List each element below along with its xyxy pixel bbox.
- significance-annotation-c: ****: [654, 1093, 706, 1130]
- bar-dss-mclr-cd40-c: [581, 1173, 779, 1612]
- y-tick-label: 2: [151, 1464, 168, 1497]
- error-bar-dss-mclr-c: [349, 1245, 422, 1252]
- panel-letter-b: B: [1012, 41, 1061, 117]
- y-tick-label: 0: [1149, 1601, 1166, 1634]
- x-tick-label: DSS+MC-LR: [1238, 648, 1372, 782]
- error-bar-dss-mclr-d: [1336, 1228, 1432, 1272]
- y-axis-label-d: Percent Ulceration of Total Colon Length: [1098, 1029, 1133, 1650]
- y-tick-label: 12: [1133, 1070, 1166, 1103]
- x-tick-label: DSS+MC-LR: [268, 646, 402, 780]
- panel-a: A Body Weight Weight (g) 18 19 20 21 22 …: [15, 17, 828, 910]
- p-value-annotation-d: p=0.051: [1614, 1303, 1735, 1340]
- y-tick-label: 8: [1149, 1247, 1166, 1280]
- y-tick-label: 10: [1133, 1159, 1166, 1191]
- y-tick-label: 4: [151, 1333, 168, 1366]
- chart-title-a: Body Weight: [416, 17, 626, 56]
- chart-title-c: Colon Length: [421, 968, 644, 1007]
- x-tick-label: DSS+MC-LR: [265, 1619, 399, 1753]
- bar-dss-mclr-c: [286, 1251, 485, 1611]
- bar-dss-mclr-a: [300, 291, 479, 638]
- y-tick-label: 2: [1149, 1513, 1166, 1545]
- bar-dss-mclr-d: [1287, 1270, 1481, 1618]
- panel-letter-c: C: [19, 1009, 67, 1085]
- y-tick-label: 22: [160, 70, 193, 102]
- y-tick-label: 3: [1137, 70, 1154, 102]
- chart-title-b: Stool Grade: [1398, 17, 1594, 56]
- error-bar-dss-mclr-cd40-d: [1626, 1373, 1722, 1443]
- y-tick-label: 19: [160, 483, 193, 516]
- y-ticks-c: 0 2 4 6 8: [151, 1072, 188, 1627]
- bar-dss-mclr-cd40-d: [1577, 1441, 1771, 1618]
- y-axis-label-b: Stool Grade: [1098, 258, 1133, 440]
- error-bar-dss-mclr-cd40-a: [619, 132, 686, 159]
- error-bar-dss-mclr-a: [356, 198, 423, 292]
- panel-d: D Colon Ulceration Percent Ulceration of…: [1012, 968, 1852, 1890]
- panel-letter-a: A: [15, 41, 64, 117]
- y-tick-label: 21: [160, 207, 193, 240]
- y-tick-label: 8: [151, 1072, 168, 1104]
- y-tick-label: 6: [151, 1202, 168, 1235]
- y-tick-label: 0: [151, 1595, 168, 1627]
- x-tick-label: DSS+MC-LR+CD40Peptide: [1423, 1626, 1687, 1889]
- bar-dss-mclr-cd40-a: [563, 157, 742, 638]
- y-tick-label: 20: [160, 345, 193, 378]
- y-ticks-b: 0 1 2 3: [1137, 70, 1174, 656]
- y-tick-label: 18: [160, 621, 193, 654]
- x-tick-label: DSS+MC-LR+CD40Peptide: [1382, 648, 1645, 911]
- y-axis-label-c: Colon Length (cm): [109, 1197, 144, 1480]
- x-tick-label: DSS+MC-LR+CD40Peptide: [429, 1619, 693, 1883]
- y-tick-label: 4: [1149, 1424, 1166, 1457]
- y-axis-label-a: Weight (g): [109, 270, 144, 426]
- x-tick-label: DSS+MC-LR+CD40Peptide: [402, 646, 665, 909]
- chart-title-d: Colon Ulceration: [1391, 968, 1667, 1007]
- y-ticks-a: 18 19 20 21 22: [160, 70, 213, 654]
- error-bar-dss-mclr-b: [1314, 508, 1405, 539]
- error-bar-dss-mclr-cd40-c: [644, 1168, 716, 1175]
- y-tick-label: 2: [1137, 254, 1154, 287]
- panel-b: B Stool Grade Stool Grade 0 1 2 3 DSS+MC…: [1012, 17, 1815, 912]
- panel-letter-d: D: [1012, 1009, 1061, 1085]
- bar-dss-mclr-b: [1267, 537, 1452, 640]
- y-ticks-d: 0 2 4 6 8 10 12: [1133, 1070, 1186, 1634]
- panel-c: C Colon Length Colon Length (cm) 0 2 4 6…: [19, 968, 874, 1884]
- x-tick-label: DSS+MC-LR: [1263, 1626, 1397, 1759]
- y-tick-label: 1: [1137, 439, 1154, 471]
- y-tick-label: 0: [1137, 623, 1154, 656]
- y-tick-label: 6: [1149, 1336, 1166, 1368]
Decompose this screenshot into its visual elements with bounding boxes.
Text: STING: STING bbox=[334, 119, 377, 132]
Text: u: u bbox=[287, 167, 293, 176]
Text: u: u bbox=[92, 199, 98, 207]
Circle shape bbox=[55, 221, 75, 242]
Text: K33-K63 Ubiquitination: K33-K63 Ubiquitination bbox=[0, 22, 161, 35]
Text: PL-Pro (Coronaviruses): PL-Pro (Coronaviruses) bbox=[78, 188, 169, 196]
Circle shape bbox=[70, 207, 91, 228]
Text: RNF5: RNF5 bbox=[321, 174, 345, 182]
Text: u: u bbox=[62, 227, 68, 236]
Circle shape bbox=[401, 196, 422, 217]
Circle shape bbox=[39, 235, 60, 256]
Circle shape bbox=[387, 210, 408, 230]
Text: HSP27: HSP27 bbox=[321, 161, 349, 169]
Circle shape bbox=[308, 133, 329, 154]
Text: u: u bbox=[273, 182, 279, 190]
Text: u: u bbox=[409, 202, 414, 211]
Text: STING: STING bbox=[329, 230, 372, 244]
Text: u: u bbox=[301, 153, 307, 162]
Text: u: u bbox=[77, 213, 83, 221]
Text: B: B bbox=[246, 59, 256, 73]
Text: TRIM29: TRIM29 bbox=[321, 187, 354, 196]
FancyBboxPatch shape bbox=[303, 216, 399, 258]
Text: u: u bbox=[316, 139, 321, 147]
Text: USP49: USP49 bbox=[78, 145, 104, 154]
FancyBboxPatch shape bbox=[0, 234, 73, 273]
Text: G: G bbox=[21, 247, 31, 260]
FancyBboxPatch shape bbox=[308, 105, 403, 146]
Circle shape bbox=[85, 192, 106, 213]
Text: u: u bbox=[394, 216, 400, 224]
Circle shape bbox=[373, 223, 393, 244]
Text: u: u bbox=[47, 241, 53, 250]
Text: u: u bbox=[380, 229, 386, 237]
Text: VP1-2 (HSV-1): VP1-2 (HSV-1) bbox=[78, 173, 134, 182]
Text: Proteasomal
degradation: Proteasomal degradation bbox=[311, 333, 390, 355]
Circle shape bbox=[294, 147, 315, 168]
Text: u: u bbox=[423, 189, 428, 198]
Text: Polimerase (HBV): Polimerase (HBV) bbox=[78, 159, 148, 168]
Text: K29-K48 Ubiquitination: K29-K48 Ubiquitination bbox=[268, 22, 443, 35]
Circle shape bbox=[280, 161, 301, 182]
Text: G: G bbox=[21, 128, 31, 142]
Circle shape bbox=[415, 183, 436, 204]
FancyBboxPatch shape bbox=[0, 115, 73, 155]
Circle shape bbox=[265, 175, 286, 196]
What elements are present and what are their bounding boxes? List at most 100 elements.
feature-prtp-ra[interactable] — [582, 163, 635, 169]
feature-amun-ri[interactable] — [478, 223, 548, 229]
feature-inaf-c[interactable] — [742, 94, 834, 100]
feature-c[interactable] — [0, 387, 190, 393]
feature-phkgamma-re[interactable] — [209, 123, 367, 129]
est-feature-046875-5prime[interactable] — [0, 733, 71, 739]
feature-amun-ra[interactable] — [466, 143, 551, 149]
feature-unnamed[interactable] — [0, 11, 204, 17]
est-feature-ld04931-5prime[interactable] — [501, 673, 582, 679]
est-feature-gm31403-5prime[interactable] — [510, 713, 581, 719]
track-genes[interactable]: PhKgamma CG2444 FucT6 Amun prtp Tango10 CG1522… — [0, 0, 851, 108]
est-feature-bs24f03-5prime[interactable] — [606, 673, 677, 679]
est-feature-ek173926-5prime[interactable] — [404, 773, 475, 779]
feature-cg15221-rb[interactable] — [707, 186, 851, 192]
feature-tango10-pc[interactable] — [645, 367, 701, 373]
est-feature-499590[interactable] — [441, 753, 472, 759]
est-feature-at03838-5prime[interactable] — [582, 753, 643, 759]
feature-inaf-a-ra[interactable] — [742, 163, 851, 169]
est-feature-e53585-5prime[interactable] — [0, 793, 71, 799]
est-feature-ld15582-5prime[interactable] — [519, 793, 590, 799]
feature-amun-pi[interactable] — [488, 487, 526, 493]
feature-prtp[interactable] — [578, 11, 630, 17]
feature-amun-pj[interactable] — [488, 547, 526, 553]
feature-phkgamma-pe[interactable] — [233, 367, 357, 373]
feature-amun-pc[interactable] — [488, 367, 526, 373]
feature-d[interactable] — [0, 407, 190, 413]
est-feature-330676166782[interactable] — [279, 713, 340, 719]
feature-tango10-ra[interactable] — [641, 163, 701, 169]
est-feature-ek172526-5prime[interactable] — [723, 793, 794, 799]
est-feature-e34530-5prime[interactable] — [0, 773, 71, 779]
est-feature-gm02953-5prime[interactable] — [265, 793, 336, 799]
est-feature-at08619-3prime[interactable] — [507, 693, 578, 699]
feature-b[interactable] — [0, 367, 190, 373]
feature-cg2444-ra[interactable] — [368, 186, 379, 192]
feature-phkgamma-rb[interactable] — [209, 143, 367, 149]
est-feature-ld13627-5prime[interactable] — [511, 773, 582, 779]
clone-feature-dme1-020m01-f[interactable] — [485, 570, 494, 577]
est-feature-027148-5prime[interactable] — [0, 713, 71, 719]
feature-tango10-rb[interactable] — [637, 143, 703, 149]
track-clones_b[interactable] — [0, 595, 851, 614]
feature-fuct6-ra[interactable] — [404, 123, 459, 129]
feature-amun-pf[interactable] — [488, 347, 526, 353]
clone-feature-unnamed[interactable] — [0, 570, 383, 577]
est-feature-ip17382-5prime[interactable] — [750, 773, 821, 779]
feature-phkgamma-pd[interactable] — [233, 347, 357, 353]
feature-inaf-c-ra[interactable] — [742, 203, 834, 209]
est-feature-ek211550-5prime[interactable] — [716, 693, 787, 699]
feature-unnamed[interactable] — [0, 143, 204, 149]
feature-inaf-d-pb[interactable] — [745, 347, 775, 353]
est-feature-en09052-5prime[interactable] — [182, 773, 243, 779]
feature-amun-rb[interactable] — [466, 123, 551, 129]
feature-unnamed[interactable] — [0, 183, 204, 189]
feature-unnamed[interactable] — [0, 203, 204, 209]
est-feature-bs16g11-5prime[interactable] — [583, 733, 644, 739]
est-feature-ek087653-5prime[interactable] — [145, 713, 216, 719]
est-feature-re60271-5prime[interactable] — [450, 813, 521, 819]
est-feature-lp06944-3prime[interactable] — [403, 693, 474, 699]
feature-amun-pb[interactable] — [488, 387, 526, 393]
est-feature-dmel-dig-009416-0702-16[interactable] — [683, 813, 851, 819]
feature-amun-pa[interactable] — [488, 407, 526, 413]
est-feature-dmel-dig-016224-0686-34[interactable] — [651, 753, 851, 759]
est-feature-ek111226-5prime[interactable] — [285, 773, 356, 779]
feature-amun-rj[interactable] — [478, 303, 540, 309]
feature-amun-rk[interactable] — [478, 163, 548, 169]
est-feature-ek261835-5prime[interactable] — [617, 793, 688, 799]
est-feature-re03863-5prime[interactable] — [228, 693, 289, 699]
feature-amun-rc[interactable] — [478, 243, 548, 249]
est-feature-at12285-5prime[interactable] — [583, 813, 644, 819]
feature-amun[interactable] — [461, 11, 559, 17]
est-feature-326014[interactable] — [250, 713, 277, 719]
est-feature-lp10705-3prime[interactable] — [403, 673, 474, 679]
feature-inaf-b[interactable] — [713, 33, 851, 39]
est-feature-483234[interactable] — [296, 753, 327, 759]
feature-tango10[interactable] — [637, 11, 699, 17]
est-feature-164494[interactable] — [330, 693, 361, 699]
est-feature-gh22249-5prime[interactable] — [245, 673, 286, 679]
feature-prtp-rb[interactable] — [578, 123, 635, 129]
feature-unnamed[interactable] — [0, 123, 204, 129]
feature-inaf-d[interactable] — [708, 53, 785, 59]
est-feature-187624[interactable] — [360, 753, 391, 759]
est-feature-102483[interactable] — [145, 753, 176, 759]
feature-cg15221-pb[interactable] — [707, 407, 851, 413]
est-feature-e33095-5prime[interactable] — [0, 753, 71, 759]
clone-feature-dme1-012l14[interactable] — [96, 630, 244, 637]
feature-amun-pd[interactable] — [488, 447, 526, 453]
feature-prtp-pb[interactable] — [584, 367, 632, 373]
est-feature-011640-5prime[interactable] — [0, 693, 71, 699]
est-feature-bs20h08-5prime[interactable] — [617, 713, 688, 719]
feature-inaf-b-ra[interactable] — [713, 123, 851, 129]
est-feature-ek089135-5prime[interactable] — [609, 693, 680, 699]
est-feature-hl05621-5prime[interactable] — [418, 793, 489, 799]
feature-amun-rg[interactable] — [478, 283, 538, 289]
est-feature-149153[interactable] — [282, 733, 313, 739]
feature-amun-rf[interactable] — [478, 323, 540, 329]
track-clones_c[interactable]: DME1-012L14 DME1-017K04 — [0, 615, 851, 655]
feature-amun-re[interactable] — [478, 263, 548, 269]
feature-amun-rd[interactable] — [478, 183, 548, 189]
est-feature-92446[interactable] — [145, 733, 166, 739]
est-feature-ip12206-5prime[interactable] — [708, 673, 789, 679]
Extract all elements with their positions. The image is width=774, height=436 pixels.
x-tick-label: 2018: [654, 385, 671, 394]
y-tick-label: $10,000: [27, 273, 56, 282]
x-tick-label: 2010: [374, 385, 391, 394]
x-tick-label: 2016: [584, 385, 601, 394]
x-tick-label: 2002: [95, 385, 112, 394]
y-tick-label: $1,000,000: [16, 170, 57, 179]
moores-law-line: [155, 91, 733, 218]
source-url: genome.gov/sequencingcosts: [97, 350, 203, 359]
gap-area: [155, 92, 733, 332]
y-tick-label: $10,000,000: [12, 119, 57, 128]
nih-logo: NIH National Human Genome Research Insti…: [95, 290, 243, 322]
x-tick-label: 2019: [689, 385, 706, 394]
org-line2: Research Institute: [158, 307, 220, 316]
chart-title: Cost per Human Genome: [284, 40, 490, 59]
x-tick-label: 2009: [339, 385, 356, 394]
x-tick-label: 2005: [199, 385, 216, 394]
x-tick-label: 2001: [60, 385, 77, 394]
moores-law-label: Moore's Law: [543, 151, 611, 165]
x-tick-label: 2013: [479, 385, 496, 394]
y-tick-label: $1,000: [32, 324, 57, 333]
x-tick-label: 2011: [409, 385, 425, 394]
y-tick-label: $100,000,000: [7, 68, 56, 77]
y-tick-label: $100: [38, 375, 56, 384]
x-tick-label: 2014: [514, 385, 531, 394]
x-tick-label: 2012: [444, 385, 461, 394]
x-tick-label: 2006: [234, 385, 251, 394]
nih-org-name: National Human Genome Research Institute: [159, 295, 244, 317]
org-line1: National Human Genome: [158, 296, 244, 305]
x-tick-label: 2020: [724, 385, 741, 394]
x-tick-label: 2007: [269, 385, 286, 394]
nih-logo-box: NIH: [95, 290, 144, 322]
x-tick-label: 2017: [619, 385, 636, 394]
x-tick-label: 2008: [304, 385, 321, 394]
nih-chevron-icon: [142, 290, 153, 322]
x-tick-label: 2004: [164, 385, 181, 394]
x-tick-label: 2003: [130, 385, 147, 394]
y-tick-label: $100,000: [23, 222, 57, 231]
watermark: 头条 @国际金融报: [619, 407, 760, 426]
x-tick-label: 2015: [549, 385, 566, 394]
+===+
Problem: Gather up the lines containing the word "Proteasomal" from these records and copy them.

Exercise answer:
Text: Proteasomal
degradation: Proteasomal degradation bbox=[311, 333, 390, 355]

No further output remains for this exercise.